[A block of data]
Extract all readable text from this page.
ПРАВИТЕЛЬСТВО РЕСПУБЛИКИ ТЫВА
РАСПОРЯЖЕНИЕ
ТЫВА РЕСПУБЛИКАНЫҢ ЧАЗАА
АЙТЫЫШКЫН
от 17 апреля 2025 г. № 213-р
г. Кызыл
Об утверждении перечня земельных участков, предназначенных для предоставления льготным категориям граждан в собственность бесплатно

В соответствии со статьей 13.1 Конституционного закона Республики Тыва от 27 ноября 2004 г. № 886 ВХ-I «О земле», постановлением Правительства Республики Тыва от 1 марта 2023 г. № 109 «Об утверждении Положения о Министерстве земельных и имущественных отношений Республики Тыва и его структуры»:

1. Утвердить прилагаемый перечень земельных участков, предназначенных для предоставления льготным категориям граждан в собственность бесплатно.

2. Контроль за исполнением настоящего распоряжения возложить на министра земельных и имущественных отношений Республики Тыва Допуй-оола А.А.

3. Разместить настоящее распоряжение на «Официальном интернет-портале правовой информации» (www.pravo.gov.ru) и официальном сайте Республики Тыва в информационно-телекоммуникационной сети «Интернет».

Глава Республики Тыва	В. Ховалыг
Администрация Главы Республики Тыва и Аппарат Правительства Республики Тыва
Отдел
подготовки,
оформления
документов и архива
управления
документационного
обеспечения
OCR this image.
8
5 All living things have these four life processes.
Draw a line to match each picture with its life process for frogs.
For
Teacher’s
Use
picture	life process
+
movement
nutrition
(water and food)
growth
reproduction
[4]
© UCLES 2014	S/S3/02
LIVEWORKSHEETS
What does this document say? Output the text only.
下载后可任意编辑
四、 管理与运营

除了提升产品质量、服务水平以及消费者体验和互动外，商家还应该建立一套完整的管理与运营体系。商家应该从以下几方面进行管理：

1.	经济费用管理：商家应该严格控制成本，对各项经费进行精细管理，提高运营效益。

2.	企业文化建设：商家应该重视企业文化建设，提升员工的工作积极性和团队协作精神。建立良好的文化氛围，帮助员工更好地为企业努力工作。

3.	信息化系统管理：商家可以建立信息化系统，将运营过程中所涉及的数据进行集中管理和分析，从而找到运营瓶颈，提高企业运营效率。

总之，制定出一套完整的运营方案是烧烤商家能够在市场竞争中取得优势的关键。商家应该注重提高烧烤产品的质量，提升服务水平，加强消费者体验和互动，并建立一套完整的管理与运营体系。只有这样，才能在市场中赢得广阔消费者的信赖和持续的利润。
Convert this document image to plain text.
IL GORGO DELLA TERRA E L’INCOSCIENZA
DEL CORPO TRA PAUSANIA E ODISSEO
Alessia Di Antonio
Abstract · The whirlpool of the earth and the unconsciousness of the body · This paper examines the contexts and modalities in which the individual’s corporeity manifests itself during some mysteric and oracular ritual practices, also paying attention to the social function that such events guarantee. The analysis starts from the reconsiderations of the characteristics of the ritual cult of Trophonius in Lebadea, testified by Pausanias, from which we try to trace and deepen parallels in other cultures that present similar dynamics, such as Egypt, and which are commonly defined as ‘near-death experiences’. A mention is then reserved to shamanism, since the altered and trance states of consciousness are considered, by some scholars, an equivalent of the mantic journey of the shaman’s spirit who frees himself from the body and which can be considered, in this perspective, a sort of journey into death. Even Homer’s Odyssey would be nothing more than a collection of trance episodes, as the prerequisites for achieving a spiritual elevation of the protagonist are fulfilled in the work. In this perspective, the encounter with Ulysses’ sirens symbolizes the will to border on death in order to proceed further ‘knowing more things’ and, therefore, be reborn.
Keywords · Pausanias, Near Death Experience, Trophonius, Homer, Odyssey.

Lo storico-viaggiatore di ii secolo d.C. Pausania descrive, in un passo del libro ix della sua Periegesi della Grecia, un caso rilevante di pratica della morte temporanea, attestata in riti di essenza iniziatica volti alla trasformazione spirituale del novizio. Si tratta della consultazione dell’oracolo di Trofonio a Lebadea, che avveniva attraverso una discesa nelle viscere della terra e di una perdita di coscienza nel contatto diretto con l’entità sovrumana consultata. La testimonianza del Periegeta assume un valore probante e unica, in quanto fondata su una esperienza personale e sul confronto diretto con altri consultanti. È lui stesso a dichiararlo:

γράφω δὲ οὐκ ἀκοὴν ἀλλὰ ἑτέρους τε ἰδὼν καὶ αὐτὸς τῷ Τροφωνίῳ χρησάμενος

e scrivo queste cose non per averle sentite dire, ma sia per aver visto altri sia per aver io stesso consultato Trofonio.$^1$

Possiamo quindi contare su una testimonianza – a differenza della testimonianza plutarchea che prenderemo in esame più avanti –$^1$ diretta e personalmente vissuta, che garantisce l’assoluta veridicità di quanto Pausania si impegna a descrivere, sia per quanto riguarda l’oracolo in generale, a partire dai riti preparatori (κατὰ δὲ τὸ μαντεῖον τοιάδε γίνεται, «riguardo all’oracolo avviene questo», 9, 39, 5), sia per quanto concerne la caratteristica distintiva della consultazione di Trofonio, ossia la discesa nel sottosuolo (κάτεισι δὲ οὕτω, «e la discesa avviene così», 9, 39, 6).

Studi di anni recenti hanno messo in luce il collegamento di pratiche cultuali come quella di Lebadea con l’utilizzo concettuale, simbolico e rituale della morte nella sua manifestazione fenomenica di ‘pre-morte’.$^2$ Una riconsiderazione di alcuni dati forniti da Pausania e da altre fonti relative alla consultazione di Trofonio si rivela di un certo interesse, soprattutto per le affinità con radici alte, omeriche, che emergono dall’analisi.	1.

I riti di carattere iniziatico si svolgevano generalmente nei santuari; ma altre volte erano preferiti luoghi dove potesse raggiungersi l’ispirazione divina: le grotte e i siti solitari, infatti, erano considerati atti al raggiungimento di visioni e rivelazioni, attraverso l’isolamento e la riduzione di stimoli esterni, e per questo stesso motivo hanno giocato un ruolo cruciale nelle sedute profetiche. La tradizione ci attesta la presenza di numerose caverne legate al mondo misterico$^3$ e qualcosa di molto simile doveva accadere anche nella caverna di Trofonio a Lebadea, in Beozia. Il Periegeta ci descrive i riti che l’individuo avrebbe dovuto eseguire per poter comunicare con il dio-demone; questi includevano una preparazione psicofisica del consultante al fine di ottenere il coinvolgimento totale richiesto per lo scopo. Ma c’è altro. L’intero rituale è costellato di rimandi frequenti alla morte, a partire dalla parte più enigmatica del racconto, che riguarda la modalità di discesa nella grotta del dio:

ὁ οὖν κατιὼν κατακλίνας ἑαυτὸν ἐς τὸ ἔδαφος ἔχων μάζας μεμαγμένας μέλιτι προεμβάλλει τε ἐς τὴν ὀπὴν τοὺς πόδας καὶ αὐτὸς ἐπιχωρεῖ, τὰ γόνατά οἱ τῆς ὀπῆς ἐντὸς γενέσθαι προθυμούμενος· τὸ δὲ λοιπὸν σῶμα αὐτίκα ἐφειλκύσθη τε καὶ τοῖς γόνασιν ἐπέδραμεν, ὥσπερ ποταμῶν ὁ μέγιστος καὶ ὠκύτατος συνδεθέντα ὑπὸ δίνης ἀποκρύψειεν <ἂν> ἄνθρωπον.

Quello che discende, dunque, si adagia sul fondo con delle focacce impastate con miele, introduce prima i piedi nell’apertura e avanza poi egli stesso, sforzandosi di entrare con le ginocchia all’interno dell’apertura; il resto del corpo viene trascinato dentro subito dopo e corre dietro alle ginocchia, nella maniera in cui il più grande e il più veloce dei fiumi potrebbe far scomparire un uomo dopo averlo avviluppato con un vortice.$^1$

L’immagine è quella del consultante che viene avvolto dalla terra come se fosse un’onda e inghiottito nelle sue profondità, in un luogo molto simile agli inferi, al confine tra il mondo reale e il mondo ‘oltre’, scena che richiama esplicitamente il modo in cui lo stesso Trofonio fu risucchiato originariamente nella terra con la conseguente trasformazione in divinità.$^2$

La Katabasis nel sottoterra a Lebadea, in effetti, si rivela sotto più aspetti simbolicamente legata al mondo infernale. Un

**Stated problem:** Scan the material above. Extract every line in which the word "come" occurs.

**Exercise result:**
Studi di anni recenti hanno messo in luce il collegamento di pratiche cultuali come quella di Lebadea con l’utilizzo concettuale, simbolico e rituale della morte nella sua manifestazione fenomenica di ‘pre-morte’.$^2$ Una riconsiderazione di alcuni dati forniti da Pausania e da altre fonti relative alla consultazione di Trofonio si rivela di un certo interesse, soprattutto per le affinità con radici alte, omeriche, che emergono dall’analisi.	1.
L’immagine è quella del consultante che viene avvolto dalla terra come se fosse un’onda e inghiottito nelle sue profondità, in un luogo molto simile agli inferi, al confine tra il mondo reale e il mondo ‘oltre’, scena che richiama esplicitamente il modo in cui lo stesso Trofonio fu risucchiato originariamente nella terra con la conseguente trasformazione in divinità.$^2$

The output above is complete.